(Figure collection entries)
--------------------------------

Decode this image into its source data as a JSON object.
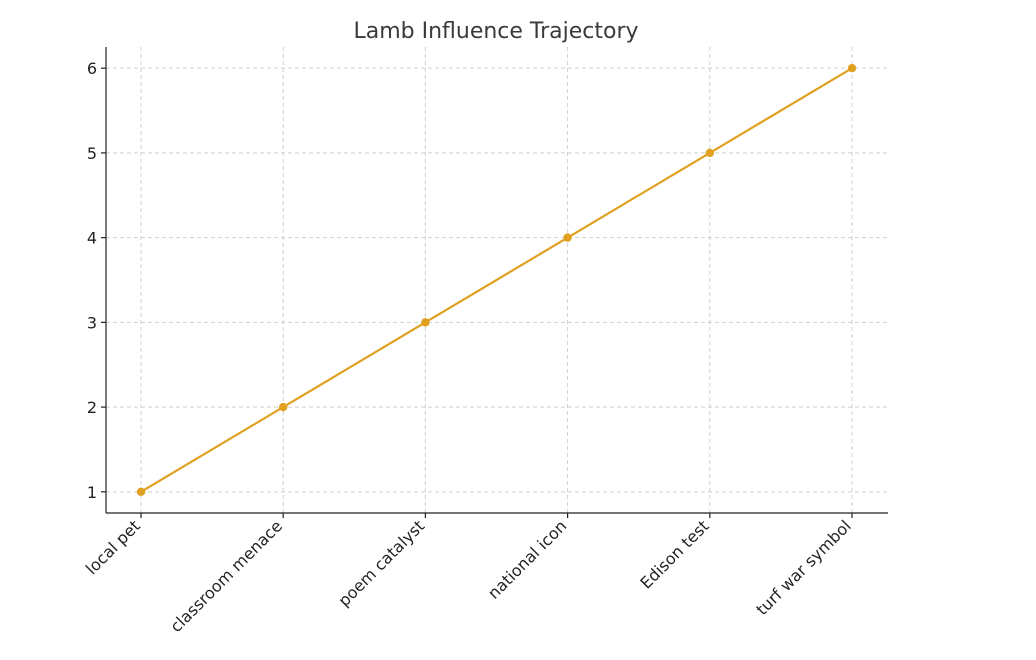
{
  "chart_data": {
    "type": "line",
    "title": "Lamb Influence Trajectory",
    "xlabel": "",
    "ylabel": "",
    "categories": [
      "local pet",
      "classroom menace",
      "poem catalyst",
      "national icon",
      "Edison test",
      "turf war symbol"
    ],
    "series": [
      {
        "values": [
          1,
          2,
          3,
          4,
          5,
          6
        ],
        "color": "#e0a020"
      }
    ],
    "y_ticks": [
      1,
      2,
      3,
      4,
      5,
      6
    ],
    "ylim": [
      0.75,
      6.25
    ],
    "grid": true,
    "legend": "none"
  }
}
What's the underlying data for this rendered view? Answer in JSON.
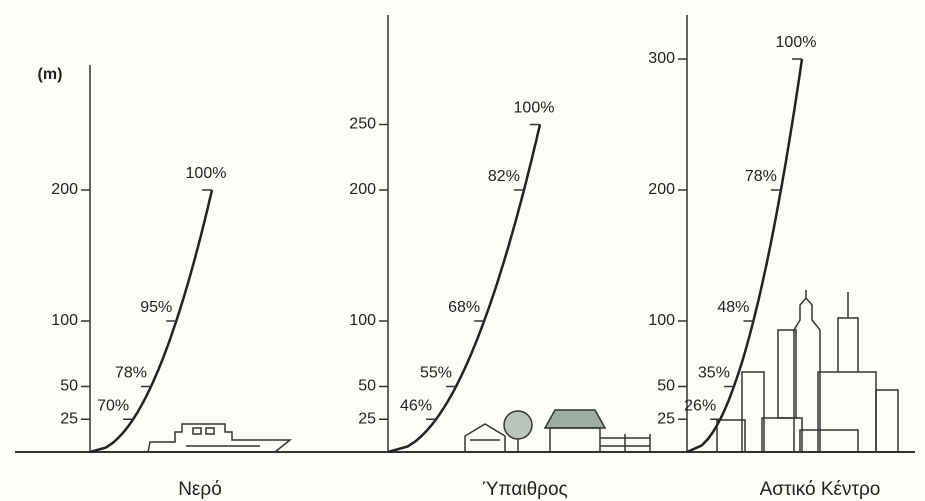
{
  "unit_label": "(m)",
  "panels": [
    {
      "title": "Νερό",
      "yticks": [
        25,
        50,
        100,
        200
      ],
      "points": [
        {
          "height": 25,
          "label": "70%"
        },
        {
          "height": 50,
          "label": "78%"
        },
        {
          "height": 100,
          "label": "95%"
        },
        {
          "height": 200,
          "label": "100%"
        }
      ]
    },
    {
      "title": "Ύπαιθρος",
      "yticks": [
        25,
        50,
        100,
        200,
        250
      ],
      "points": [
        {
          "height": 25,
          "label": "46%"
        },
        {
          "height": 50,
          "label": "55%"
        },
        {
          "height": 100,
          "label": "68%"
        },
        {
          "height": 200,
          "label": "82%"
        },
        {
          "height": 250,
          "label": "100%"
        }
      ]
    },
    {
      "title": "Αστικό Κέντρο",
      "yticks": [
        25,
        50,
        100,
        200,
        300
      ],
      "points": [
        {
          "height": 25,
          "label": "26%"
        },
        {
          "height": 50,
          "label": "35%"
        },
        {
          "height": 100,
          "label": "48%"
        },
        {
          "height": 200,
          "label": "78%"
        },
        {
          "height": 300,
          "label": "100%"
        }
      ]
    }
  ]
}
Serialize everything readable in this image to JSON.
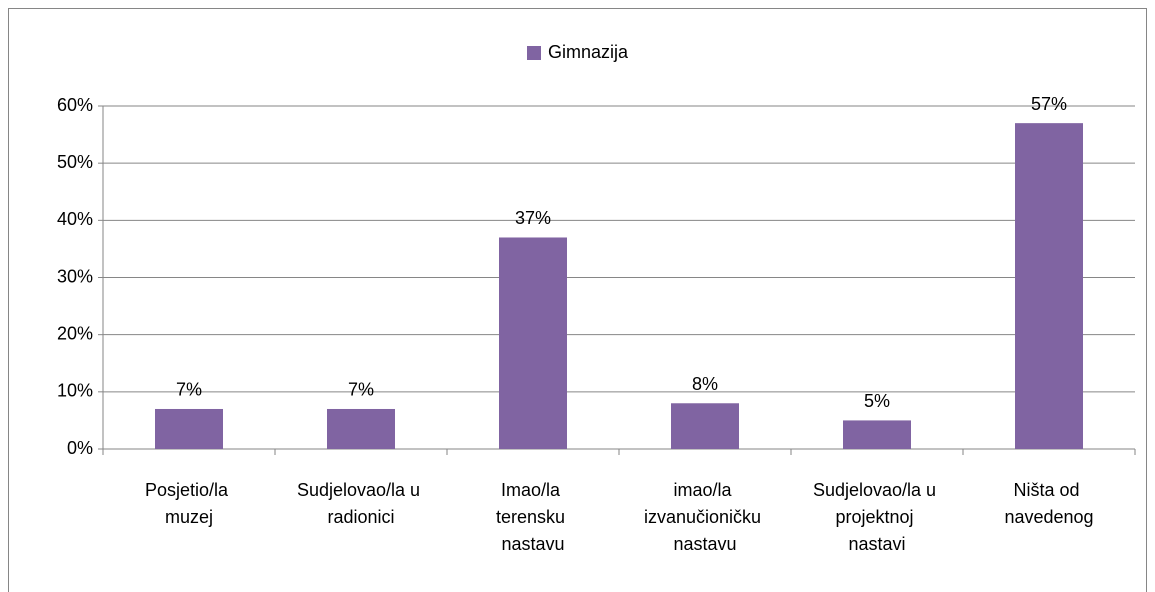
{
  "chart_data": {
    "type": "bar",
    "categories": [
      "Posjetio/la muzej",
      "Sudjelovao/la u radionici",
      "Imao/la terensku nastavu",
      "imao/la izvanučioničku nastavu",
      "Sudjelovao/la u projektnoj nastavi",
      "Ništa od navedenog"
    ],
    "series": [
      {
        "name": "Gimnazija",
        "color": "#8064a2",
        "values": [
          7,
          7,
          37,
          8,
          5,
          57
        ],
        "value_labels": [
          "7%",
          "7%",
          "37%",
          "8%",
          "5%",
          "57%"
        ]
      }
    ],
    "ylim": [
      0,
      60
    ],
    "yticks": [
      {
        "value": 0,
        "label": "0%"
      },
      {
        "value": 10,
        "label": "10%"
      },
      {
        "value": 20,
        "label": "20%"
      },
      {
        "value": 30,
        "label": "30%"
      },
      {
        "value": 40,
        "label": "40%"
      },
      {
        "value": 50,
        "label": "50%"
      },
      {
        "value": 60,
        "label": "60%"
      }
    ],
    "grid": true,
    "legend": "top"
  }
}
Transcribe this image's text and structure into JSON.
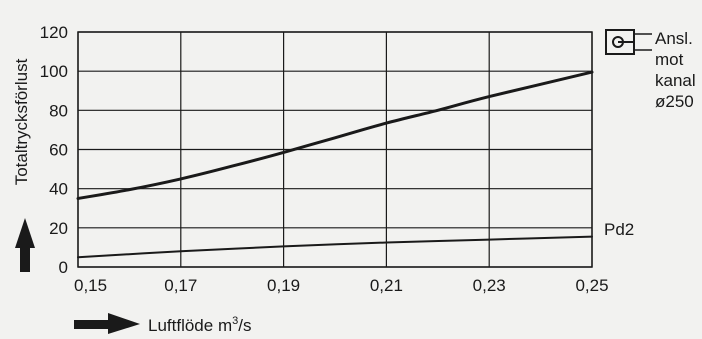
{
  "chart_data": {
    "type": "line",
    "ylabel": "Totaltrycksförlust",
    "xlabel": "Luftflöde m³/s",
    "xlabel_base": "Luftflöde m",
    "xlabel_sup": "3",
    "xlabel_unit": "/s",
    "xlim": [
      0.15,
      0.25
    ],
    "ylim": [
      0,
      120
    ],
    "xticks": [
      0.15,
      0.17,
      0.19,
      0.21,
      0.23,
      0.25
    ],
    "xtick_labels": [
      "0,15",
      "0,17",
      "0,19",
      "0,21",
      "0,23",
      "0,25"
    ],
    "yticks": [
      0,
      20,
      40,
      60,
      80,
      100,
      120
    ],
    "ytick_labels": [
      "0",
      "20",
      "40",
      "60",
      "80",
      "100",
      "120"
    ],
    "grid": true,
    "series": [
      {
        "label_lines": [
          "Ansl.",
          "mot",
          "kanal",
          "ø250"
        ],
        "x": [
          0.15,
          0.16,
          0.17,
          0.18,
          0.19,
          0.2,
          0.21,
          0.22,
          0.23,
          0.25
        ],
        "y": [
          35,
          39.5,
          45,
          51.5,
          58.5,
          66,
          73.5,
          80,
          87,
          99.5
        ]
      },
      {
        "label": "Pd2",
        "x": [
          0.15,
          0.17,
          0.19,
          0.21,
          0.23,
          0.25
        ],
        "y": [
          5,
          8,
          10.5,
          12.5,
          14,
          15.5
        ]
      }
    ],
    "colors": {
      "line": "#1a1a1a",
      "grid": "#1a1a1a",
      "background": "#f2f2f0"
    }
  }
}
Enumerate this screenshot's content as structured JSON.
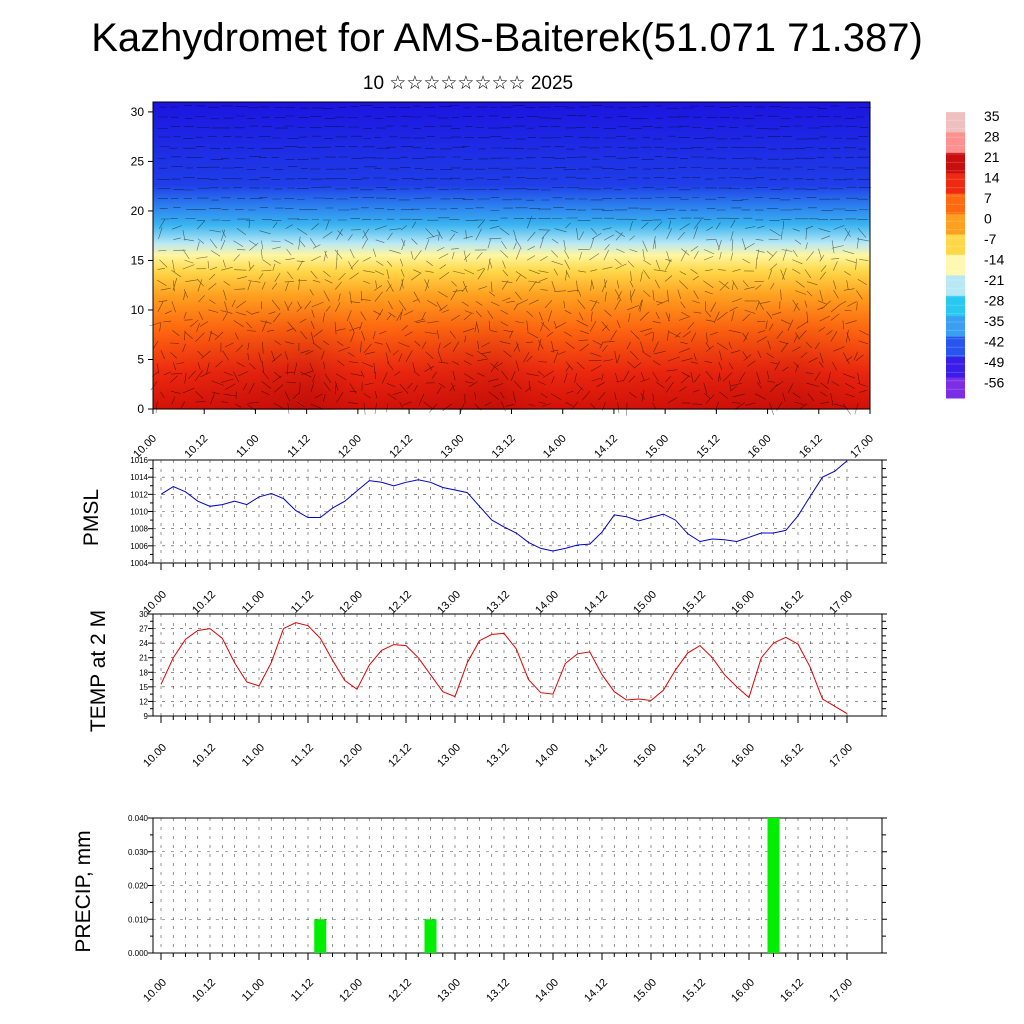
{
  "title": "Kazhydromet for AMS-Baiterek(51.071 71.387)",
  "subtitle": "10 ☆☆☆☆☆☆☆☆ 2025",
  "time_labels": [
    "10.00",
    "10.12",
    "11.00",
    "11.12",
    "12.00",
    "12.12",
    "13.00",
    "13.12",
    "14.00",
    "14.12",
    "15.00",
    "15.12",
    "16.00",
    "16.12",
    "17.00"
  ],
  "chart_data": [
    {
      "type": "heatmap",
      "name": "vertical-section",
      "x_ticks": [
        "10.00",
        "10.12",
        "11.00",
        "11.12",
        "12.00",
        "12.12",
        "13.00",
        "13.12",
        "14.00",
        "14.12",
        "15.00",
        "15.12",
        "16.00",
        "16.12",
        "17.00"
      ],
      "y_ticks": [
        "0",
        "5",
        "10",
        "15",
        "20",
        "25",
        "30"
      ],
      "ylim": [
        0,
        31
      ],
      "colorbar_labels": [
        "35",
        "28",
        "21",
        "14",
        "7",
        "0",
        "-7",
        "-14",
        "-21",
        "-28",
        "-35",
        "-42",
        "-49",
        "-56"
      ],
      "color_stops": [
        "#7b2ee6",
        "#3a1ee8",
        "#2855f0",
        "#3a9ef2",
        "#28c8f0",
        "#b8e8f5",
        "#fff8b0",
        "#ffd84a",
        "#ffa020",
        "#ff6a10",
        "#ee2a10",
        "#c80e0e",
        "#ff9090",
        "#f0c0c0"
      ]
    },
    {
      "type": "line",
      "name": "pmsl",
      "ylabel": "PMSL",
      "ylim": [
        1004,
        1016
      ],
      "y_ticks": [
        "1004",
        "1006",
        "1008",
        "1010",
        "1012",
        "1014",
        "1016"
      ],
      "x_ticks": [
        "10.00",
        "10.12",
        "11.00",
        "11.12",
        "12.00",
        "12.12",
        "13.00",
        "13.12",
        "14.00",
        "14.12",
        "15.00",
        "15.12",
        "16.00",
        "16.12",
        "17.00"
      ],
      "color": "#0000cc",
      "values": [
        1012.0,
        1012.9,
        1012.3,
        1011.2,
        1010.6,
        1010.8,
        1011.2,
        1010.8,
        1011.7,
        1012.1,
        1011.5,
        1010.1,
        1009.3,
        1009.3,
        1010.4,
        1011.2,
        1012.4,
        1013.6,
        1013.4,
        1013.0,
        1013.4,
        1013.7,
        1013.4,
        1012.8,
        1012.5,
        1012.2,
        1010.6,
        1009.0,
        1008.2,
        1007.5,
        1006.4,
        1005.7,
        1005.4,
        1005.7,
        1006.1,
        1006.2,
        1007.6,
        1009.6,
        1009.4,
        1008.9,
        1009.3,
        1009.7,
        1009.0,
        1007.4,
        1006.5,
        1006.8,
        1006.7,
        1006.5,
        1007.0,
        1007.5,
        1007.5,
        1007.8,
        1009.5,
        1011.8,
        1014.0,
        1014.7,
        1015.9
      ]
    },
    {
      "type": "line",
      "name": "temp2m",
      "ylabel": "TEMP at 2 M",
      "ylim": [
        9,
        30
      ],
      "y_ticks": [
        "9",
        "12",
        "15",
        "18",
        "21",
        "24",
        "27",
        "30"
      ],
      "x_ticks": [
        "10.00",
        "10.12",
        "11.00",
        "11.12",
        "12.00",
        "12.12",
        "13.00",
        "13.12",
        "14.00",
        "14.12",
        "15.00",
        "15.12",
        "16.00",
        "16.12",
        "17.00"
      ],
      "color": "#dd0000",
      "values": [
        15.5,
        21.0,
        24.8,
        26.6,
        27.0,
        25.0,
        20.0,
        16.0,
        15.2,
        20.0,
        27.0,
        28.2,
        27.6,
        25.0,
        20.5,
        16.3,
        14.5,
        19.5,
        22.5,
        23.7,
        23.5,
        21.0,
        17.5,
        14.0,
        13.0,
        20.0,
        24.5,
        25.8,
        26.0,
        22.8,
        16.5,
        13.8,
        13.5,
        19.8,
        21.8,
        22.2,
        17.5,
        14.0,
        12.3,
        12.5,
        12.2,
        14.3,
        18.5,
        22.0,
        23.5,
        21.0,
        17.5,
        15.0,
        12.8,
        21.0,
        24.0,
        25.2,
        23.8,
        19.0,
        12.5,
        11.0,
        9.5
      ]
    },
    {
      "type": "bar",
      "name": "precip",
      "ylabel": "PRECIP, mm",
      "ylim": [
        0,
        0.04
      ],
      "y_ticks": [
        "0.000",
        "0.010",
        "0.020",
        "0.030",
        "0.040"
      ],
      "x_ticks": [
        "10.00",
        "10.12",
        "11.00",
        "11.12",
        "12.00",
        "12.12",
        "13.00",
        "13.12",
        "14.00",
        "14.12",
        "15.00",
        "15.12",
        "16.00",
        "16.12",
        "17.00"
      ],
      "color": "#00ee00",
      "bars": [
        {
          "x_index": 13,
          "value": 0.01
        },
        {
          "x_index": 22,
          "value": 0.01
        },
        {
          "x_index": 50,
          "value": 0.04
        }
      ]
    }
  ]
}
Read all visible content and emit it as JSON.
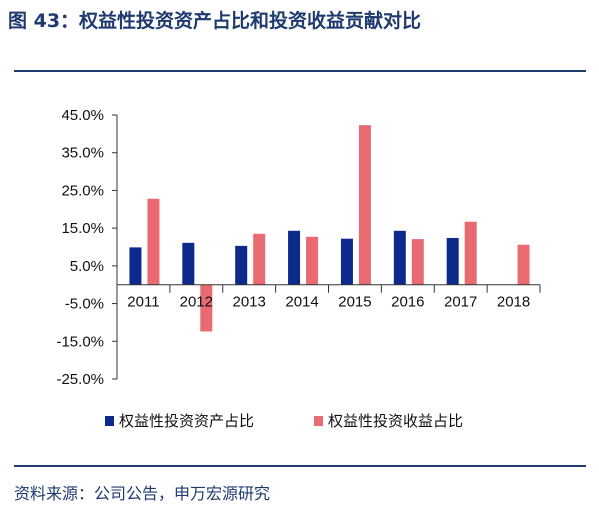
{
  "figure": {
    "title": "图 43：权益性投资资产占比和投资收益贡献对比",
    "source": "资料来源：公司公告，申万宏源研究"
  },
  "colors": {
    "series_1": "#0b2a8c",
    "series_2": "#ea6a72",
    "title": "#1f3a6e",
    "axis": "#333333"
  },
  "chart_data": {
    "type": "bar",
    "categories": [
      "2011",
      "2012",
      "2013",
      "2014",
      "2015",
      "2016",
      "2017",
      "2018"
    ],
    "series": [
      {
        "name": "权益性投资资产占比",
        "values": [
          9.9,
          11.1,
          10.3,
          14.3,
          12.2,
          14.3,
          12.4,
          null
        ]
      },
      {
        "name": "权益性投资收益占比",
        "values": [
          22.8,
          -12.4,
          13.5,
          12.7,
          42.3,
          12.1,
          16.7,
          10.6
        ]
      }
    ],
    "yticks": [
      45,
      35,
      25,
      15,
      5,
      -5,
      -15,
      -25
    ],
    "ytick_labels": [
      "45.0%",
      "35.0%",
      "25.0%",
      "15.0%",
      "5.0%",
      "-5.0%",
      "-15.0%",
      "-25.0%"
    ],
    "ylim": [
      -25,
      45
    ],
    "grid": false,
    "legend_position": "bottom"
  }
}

--------------------------------

Pull out all lines from the entries above that include the word "nastavu".

      "Imao/la terensku nastavu",
      "imao/la izvanučioničku nastavu",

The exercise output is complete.